-- BEGIN --
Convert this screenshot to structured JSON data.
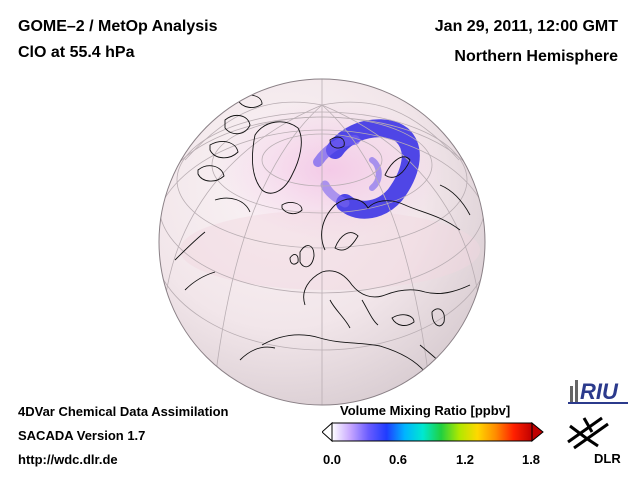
{
  "header": {
    "title": "GOME–2 / MetOp Analysis",
    "species": "ClO at 55.4 hPa",
    "datetime": "Jan 29, 2011, 12:00 GMT",
    "region": "Northern Hemisphere"
  },
  "footer": {
    "line1": "4DVar Chemical Data Assimilation",
    "line2": "SACADA Version 1.7",
    "url": "http://wdc.dlr.de"
  },
  "colorbar": {
    "title": "Volume Mixing Ratio [ppbv]",
    "ticks": [
      "0.0",
      "0.6",
      "1.2",
      "1.8"
    ],
    "range": [
      0.0,
      1.8
    ],
    "colors": [
      "#ffffff",
      "#c8a8ff",
      "#6a5cff",
      "#1f3cff",
      "#00b4ff",
      "#00e8d0",
      "#20d040",
      "#b0e800",
      "#ffd800",
      "#ff8c00",
      "#ff2000",
      "#c00000"
    ]
  },
  "logos": {
    "riu": "RIU",
    "dlr": "DLR"
  },
  "map": {
    "projection": "orthographic",
    "background_color": "#f3e8ea",
    "vortex_color": "#3a34e0"
  }
}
-- END --
:: Task prompt ::
Without the pictures, reproduce every line of the records above exactly.

:: Task response ::
Convert this screenshot to structured JSON data.
{
  "header": {
    "title": "GOME–2 / MetOp Analysis",
    "species": "ClO at 55.4 hPa",
    "datetime": "Jan 29, 2011, 12:00 GMT",
    "region": "Northern Hemisphere"
  },
  "footer": {
    "line1": "4DVar Chemical Data Assimilation",
    "line2": "SACADA Version 1.7",
    "url": "http://wdc.dlr.de"
  },
  "colorbar": {
    "title": "Volume Mixing Ratio [ppbv]",
    "ticks": [
      "0.0",
      "0.6",
      "1.2",
      "1.8"
    ],
    "range": [
      0.0,
      1.8
    ],
    "colors": [
      "#ffffff",
      "#c8a8ff",
      "#6a5cff",
      "#1f3cff",
      "#00b4ff",
      "#00e8d0",
      "#20d040",
      "#b0e800",
      "#ffd800",
      "#ff8c00",
      "#ff2000",
      "#c00000"
    ]
  },
  "logos": {
    "riu": "RIU",
    "dlr": "DLR"
  },
  "map": {
    "projection": "orthographic",
    "background_color": "#f3e8ea",
    "vortex_color": "#3a34e0"
  }
}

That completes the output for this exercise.